> [Task requirements]: Keep the pictures out of the copy and repeat the records exactly.

> [Data for the task]:
--------
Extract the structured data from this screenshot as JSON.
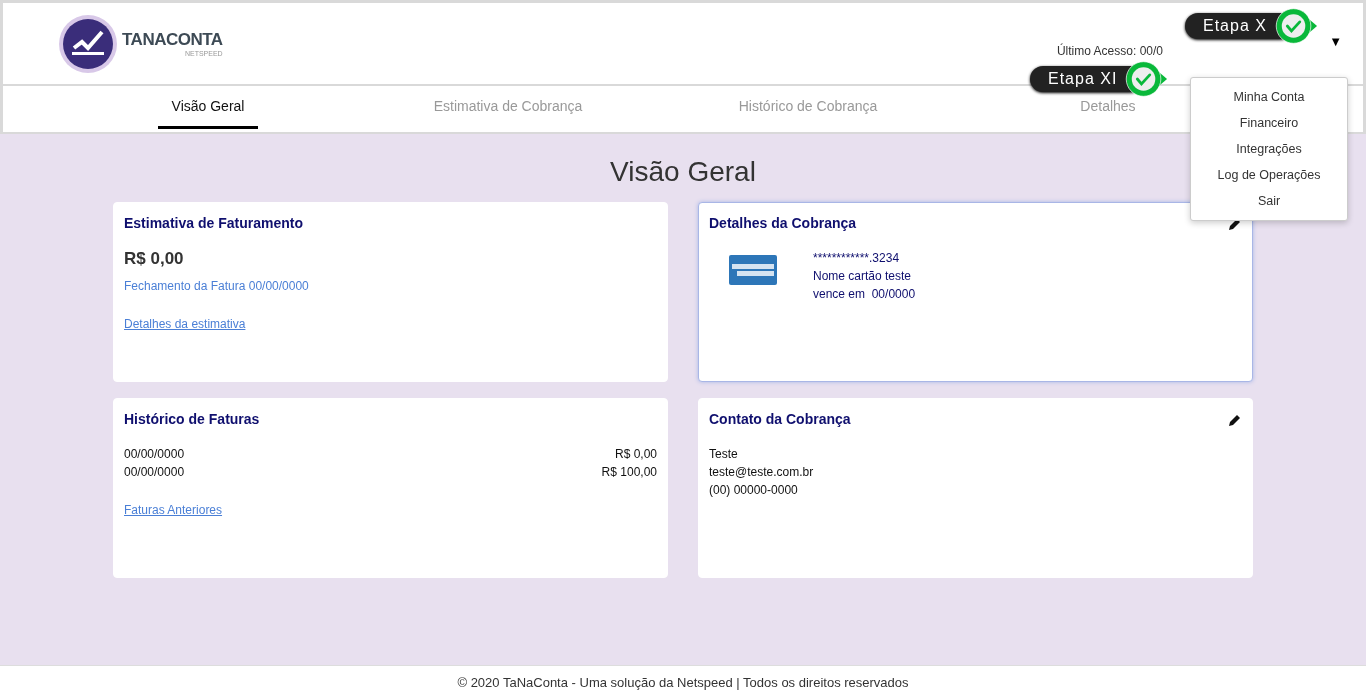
{
  "header": {
    "logo_text": "TANACONTA",
    "logo_subtext": "NETSPEED",
    "last_access": "Último Acesso: 00/0",
    "menu_caret": "▼"
  },
  "tabs": [
    {
      "label": "Visão Geral",
      "selected": true
    },
    {
      "label": "Estimativa de Cobrança",
      "selected": false
    },
    {
      "label": "Histórico de Cobrança",
      "selected": false
    },
    {
      "label": "Detalhes",
      "selected": false
    }
  ],
  "user_menu": {
    "items": [
      "Minha Conta",
      "Financeiro",
      "Integrações",
      "Log de Operações",
      "Sair"
    ]
  },
  "tour_steps": [
    {
      "label": "Etapa X",
      "done": true
    },
    {
      "label": "Etapa XI",
      "done": true
    }
  ],
  "page_title": "Visão Geral",
  "cards": [
    {
      "kind": "estimate",
      "title": "Estimativa de Faturamento",
      "amount": "R$ 0,00",
      "closing": "Fechamento da Fatura 00/00/0000",
      "link": "Detalhes da estimativa",
      "editable": false,
      "highlighted": false
    },
    {
      "kind": "card",
      "title": "Detalhes da Cobrança",
      "card_number": "************.3234",
      "card_name": "Nome cartão teste",
      "expiry": "vence em  00/0000",
      "editable": true,
      "highlighted": true
    },
    {
      "kind": "history",
      "title": "Histórico de Faturas",
      "rows": [
        {
          "date": "00/00/0000",
          "amount": "R$ 0,00"
        },
        {
          "date": "00/00/0000",
          "amount": "R$ 100,00"
        }
      ],
      "link": "Faturas Anteriores",
      "editable": false,
      "highlighted": false
    },
    {
      "kind": "contact",
      "title": "Contato da Cobrança",
      "lines": [
        "Teste",
        "teste@teste.com.br",
        "(00) 00000-0000"
      ],
      "editable": true,
      "highlighted": false
    }
  ],
  "footer": "© 2020 TaNaConta - Uma solução da Netspeed | Todos os direitos reservados"
}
--------
> [Output of the task]:
Extract the structured data from this screenshot as JSON.
{
  "header": {
    "logo_text": "TANACONTA",
    "logo_subtext": "NETSPEED",
    "last_access": "Último Acesso: 00/0",
    "menu_caret": "▼"
  },
  "tabs": [
    {
      "label": "Visão Geral",
      "selected": true
    },
    {
      "label": "Estimativa de Cobrança",
      "selected": false
    },
    {
      "label": "Histórico de Cobrança",
      "selected": false
    },
    {
      "label": "Detalhes",
      "selected": false
    }
  ],
  "user_menu": {
    "items": [
      "Minha Conta",
      "Financeiro",
      "Integrações",
      "Log de Operações",
      "Sair"
    ]
  },
  "tour_steps": [
    {
      "label": "Etapa X",
      "done": true
    },
    {
      "label": "Etapa XI",
      "done": true
    }
  ],
  "page_title": "Visão Geral",
  "cards": [
    {
      "kind": "estimate",
      "title": "Estimativa de Faturamento",
      "amount": "R$ 0,00",
      "closing": "Fechamento da Fatura 00/00/0000",
      "link": "Detalhes da estimativa",
      "editable": false,
      "highlighted": false
    },
    {
      "kind": "card",
      "title": "Detalhes da Cobrança",
      "card_number": "************.3234",
      "card_name": "Nome cartão teste",
      "expiry": "vence em  00/0000",
      "editable": true,
      "highlighted": true
    },
    {
      "kind": "history",
      "title": "Histórico de Faturas",
      "rows": [
        {
          "date": "00/00/0000",
          "amount": "R$ 0,00"
        },
        {
          "date": "00/00/0000",
          "amount": "R$ 100,00"
        }
      ],
      "link": "Faturas Anteriores",
      "editable": false,
      "highlighted": false
    },
    {
      "kind": "contact",
      "title": "Contato da Cobrança",
      "lines": [
        "Teste",
        "teste@teste.com.br",
        "(00) 00000-0000"
      ],
      "editable": true,
      "highlighted": false
    }
  ],
  "footer": "© 2020 TaNaConta - Uma solução da Netspeed | Todos os direitos reservados"
}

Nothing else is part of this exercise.